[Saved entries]
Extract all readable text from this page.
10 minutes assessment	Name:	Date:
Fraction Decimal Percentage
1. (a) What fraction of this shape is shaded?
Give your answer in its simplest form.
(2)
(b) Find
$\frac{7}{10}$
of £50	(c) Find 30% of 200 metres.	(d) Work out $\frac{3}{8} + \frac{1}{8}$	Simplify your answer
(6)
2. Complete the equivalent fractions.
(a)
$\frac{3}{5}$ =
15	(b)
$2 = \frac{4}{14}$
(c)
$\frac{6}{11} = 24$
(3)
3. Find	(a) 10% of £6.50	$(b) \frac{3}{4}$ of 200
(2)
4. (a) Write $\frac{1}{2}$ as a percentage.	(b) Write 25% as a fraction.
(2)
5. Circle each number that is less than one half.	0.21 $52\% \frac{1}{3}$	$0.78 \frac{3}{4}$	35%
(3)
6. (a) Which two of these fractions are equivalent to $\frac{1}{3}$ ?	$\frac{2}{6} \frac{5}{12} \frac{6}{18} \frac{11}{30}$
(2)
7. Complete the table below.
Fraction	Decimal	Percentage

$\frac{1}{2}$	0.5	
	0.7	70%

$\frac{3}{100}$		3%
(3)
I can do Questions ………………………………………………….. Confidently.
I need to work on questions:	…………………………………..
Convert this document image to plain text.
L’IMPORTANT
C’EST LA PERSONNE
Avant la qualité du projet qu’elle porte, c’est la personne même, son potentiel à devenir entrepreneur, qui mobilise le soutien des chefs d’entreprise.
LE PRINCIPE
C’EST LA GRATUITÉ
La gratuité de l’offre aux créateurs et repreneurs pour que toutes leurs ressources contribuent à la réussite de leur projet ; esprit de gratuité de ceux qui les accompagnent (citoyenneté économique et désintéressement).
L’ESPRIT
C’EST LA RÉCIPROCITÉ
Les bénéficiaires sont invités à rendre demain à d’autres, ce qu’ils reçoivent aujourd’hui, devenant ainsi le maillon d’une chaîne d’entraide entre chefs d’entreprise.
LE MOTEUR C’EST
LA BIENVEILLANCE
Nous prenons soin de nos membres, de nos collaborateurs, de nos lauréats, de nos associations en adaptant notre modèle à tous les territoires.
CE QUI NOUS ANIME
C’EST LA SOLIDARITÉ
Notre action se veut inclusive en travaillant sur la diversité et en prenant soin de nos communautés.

Short task:
From the records above, work out how many lines contain the string "entreprise". Give only the number.

Answer for the task:
2